> SHORT PROBLEM: Go through the entries below and write each one out exactly.

> DATASET CONTENT:
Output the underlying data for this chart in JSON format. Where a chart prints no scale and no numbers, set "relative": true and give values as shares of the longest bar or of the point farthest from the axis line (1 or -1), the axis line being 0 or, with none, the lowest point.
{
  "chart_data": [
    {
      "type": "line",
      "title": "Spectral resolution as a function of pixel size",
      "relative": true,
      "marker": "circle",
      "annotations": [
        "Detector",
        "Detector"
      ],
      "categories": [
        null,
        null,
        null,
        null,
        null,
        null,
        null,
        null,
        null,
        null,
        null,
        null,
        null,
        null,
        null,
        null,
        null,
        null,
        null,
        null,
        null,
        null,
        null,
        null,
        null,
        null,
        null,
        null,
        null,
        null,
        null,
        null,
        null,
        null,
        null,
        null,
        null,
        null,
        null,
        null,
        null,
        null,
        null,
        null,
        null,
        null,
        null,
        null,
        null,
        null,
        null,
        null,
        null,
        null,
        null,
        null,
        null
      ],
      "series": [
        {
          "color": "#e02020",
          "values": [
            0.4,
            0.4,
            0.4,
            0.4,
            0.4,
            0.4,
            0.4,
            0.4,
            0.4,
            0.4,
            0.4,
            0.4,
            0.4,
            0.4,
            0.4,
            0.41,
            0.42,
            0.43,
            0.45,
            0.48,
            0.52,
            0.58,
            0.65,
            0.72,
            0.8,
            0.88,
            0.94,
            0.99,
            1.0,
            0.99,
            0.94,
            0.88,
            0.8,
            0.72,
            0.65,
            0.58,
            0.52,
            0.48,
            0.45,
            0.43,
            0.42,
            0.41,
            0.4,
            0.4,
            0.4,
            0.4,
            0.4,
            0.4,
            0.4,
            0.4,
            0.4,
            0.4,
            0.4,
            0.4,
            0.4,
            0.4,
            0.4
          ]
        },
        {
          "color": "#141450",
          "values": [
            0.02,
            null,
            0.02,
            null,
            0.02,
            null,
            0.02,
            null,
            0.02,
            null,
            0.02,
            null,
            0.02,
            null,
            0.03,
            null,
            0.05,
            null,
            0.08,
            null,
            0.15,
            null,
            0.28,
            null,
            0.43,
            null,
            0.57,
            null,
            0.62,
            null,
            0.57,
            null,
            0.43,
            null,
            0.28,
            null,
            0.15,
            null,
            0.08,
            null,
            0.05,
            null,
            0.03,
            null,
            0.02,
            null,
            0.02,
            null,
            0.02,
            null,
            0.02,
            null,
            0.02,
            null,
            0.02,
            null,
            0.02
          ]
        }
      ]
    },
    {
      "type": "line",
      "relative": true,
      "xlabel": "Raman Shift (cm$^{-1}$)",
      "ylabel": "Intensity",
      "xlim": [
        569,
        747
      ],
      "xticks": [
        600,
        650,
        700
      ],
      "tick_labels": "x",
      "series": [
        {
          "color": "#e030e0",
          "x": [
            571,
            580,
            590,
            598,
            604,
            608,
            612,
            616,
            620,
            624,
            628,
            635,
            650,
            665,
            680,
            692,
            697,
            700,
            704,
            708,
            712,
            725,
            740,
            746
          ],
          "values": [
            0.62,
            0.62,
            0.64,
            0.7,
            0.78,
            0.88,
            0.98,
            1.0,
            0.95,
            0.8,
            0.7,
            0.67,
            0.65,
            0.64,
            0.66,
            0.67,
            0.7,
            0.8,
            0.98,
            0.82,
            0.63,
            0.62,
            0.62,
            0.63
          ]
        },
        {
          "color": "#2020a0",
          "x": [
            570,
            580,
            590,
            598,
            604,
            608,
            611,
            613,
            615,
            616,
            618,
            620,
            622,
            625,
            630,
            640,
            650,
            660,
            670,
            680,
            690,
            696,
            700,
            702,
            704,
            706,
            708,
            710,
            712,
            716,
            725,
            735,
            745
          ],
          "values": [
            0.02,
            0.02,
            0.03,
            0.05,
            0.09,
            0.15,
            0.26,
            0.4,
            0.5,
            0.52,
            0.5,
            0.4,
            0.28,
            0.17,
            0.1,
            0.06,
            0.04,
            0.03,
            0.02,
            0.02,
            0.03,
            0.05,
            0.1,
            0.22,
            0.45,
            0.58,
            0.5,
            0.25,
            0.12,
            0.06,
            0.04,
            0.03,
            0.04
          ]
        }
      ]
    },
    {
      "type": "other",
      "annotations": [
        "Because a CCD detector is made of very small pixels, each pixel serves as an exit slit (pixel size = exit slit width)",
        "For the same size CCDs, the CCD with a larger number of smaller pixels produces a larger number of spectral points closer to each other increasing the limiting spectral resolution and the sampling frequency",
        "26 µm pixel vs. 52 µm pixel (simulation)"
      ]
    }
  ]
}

> SOLVED PROBLEM:
Output the underlying data for this chart in JSON format. Where a chart prints no scale and no numbers, set "relative": true and give values as shares of the longest bar or of the point farthest from the axis line (1 or -1), the axis line being 0 or, with none, the lowest point.
{
  "chart_data": [
    {
      "type": "line",
      "title": "Spectral resolution as a function of pixel size",
      "relative": true,
      "marker": "circle",
      "annotations": [
        "Detector",
        "Detector"
      ],
      "categories": [
        null,
        null,
        null,
        null,
        null,
        null,
        null,
        null,
        null,
        null,
        null,
        null,
        null,
        null,
        null,
        null,
        null,
        null,
        null,
        null,
        null,
        null,
        null,
        null,
        null,
        null,
        null,
        null,
        null,
        null,
        null,
        null,
        null,
        null,
        null,
        null,
        null,
        null,
        null,
        null,
        null,
        null,
        null,
        null,
        null,
        null,
        null,
        null,
        null,
        null,
        null,
        null,
        null,
        null,
        null,
        null,
        null
      ],
      "series": [
        {
          "color": "#e02020",
          "values": [
            0.4,
            0.4,
            0.4,
            0.4,
            0.4,
            0.4,
            0.4,
            0.4,
            0.4,
            0.4,
            0.4,
            0.4,
            0.4,
            0.4,
            0.4,
            0.41,
            0.42,
            0.43,
            0.45,
            0.48,
            0.52,
            0.58,
            0.65,
            0.72,
            0.8,
            0.88,
            0.94,
            0.99,
            1.0,
            0.99,
            0.94,
            0.88,
            0.8,
            0.72,
            0.65,
            0.58,
            0.52,
            0.48,
            0.45,
            0.43,
            0.42,
            0.41,
            0.4,
            0.4,
            0.4,
            0.4,
            0.4,
            0.4,
            0.4,
            0.4,
            0.4,
            0.4,
            0.4,
            0.4,
            0.4,
            0.4,
            0.4
          ]
        },
        {
          "color": "#141450",
          "values": [
            0.02,
            null,
            0.02,
            null,
            0.02,
            null,
            0.02,
            null,
            0.02,
            null,
            0.02,
            null,
            0.02,
            null,
            0.03,
            null,
            0.05,
            null,
            0.08,
            null,
            0.15,
            null,
            0.28,
            null,
            0.43,
            null,
            0.57,
            null,
            0.62,
            null,
            0.57,
            null,
            0.43,
            null,
            0.28,
            null,
            0.15,
            null,
            0.08,
            null,
            0.05,
            null,
            0.03,
            null,
            0.02,
            null,
            0.02,
            null,
            0.02,
            null,
            0.02,
            null,
            0.02,
            null,
            0.02,
            null,
            0.02
          ]
        }
      ]
    },
    {
      "type": "line",
      "relative": true,
      "xlabel": "Raman Shift (cm$^{-1}$)",
      "ylabel": "Intensity",
      "xlim": [
        569,
        747
      ],
      "xticks": [
        600,
        650,
        700
      ],
      "tick_labels": "x",
      "series": [
        {
          "color": "#e030e0",
          "x": [
            571,
            580,
            590,
            598,
            604,
            608,
            612,
            616,
            620,
            624,
            628,
            635,
            650,
            665,
            680,
            692,
            697,
            700,
            704,
            708,
            712,
            725,
            740,
            746
          ],
          "values": [
            0.62,
            0.62,
            0.64,
            0.7,
            0.78,
            0.88,
            0.98,
            1.0,
            0.95,
            0.8,
            0.7,
            0.67,
            0.65,
            0.64,
            0.66,
            0.67,
            0.7,
            0.8,
            0.98,
            0.82,
            0.63,
            0.62,
            0.62,
            0.63
          ]
        },
        {
          "color": "#2020a0",
          "x": [
            570,
            580,
            590,
            598,
            604,
            608,
            611,
            613,
            615,
            616,
            618,
            620,
            622,
            625,
            630,
            640,
            650,
            660,
            670,
            680,
            690,
            696,
            700,
            702,
            704,
            706,
            708,
            710,
            712,
            716,
            725,
            735,
            745
          ],
          "values": [
            0.02,
            0.02,
            0.03,
            0.05,
            0.09,
            0.15,
            0.26,
            0.4,
            0.5,
            0.52,
            0.5,
            0.4,
            0.28,
            0.17,
            0.1,
            0.06,
            0.04,
            0.03,
            0.02,
            0.02,
            0.03,
            0.05,
            0.1,
            0.22,
            0.45,
            0.58,
            0.5,
            0.25,
            0.12,
            0.06,
            0.04,
            0.03,
            0.04
          ]
        }
      ]
    },
    {
      "type": "other",
      "annotations": [
        "Because a CCD detector is made of very small pixels, each pixel serves as an exit slit (pixel size = exit slit width)",
        "For the same size CCDs, the CCD with a larger number of smaller pixels produces a larger number of spectral points closer to each other increasing the limiting spectral resolution and the sampling frequency",
        "26 µm pixel vs. 52 µm pixel (simulation)"
      ]
    }
  ]
}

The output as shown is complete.